Begin Stored rows

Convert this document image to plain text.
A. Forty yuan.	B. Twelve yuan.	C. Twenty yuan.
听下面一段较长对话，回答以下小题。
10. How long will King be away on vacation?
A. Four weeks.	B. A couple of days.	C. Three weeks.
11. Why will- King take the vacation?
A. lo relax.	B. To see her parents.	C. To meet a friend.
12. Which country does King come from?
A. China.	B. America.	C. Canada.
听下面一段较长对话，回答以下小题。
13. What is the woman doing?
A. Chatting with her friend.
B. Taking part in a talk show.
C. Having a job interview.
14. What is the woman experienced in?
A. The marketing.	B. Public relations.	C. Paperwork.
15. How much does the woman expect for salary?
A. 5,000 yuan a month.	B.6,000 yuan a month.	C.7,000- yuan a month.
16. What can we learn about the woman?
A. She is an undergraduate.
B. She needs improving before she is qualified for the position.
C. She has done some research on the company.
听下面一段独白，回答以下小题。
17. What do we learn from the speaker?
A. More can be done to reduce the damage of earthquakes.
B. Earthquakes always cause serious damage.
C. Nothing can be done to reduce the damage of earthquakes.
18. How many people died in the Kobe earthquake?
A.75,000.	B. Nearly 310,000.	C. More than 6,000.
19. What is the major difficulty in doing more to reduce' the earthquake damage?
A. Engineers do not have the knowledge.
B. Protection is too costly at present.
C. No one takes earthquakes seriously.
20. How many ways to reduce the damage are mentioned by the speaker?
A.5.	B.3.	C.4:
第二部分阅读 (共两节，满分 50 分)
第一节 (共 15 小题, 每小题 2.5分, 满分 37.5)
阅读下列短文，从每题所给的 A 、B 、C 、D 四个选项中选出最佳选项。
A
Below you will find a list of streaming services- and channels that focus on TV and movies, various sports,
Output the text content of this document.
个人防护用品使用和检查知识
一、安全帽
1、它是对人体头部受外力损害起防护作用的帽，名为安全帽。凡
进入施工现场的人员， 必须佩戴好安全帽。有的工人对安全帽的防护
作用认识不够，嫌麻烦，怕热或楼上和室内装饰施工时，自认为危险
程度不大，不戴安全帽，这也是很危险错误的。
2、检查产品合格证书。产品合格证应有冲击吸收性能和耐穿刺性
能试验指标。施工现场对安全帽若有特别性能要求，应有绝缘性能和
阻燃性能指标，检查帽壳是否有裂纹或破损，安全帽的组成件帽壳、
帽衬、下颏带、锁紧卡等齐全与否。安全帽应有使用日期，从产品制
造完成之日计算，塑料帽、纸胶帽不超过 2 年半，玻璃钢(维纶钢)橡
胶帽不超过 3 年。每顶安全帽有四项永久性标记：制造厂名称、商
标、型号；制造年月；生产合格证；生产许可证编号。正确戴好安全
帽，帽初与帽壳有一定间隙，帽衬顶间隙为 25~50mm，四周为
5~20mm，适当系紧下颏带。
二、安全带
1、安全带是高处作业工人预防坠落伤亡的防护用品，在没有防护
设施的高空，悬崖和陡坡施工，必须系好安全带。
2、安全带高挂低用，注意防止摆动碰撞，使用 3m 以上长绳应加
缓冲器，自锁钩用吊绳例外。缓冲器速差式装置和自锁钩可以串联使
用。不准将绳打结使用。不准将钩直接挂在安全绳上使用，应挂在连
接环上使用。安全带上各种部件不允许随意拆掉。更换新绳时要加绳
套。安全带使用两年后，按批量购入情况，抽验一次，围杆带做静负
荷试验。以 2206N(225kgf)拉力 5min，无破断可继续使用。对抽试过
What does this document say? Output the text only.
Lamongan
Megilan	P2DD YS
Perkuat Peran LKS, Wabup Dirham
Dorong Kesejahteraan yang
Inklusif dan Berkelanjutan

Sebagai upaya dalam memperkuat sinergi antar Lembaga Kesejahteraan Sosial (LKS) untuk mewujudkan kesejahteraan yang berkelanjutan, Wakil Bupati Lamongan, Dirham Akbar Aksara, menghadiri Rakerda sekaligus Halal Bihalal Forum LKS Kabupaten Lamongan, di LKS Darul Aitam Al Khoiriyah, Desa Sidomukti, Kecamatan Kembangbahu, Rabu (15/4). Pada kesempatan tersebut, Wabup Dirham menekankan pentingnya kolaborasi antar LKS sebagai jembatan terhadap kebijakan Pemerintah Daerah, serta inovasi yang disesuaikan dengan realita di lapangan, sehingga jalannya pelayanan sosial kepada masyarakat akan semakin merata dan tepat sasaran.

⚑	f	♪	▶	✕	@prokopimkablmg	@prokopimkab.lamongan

End Stored rows

* What you will do *
Reproduce each entry above exactly, keeping every word.

* Exercise result *
Convert this document image to plain text.
A. Forty yuan.	B. Twelve yuan.	C. Twenty yuan.
听下面一段较长对话，回答以下小题。
10. How long will King be away on vacation?
A. Four weeks.	B. A couple of days.	C. Three weeks.
11. Why will- King take the vacation?
A. lo relax.	B. To see her parents.	C. To meet a friend.
12. Which country does King come from?
A. China.	B. America.	C. Canada.
听下面一段较长对话，回答以下小题。
13. What is the woman doing?
A. Chatting with her friend.
B. Taking part in a talk show.
C. Having a job interview.
14. What is the woman experienced in?
A. The marketing.	B. Public relations.	C. Paperwork.
15. How much does the woman expect for salary?
A. 5,000 yuan a month.	B.6,000 yuan a month.	C.7,000- yuan a month.
16. What can we learn about the woman?
A. She is an undergraduate.
B. She needs improving before she is qualified for the position.
C. She has done some research on the company.
听下面一段独白，回答以下小题。
17. What do we learn from the speaker?
A. More can be done to reduce the damage of earthquakes.
B. Earthquakes always cause serious damage.
C. Nothing can be done to reduce the damage of earthquakes.
18. How many people died in the Kobe earthquake?
A.75,000.	B. Nearly 310,000.	C. More than 6,000.
19. What is the major difficulty in doing more to reduce' the earthquake damage?
A. Engineers do not have the knowledge.
B. Protection is too costly at present.
C. No one takes earthquakes seriously.
20. How many ways to reduce the damage are mentioned by the speaker?
A.5.	B.3.	C.4:
第二部分阅读 (共两节，满分 50 分)
第一节 (共 15 小题, 每小题 2.5分, 满分 37.5)
阅读下列短文，从每题所给的 A 、B 、C 、D 四个选项中选出最佳选项。
A
Below you will find a list of streaming services- and channels that focus on TV and movies, various sports,
Output the text content of this document.
个人防护用品使用和检查知识
一、安全帽
1、它是对人体头部受外力损害起防护作用的帽，名为安全帽。凡
进入施工现场的人员， 必须佩戴好安全帽。有的工人对安全帽的防护
作用认识不够，嫌麻烦，怕热或楼上和室内装饰施工时，自认为危险
程度不大，不戴安全帽，这也是很危险错误的。
2、检查产品合格证书。产品合格证应有冲击吸收性能和耐穿刺性
能试验指标。施工现场对安全帽若有特别性能要求，应有绝缘性能和
阻燃性能指标，检查帽壳是否有裂纹或破损，安全帽的组成件帽壳、
帽衬、下颏带、锁紧卡等齐全与否。安全帽应有使用日期，从产品制
造完成之日计算，塑料帽、纸胶帽不超过 2 年半，玻璃钢(维纶钢)橡
胶帽不超过 3 年。每顶安全帽有四项永久性标记：制造厂名称、商
标、型号；制造年月；生产合格证；生产许可证编号。正确戴好安全
帽，帽初与帽壳有一定间隙，帽衬顶间隙为 25~50mm，四周为
5~20mm，适当系紧下颏带。
二、安全带
1、安全带是高处作业工人预防坠落伤亡的防护用品，在没有防护
设施的高空，悬崖和陡坡施工，必须系好安全带。
2、安全带高挂低用，注意防止摆动碰撞，使用 3m 以上长绳应加
缓冲器，自锁钩用吊绳例外。缓冲器速差式装置和自锁钩可以串联使
用。不准将绳打结使用。不准将钩直接挂在安全绳上使用，应挂在连
接环上使用。安全带上各种部件不允许随意拆掉。更换新绳时要加绳
套。安全带使用两年后，按批量购入情况，抽验一次，围杆带做静负
荷试验。以 2206N(225kgf)拉力 5min，无破断可继续使用。对抽试过
What does this document say? Output the text only.
Lamongan
Megilan	P2DD YS
Perkuat Peran LKS, Wabup Dirham
Dorong Kesejahteraan yang
Inklusif dan Berkelanjutan

Sebagai upaya dalam memperkuat sinergi antar Lembaga Kesejahteraan Sosial (LKS) untuk mewujudkan kesejahteraan yang berkelanjutan, Wakil Bupati Lamongan, Dirham Akbar Aksara, menghadiri Rakerda sekaligus Halal Bihalal Forum LKS Kabupaten Lamongan, di LKS Darul Aitam Al Khoiriyah, Desa Sidomukti, Kecamatan Kembangbahu, Rabu (15/4). Pada kesempatan tersebut, Wabup Dirham menekankan pentingnya kolaborasi antar LKS sebagai jembatan terhadap kebijakan Pemerintah Daerah, serta inovasi yang disesuaikan dengan realita di lapangan, sehingga jalannya pelayanan sosial kepada masyarakat akan semakin merata dan tepat sasaran.

⚑	f	♪	▶	✕	@prokopimkablmg	@prokopimkab.lamongan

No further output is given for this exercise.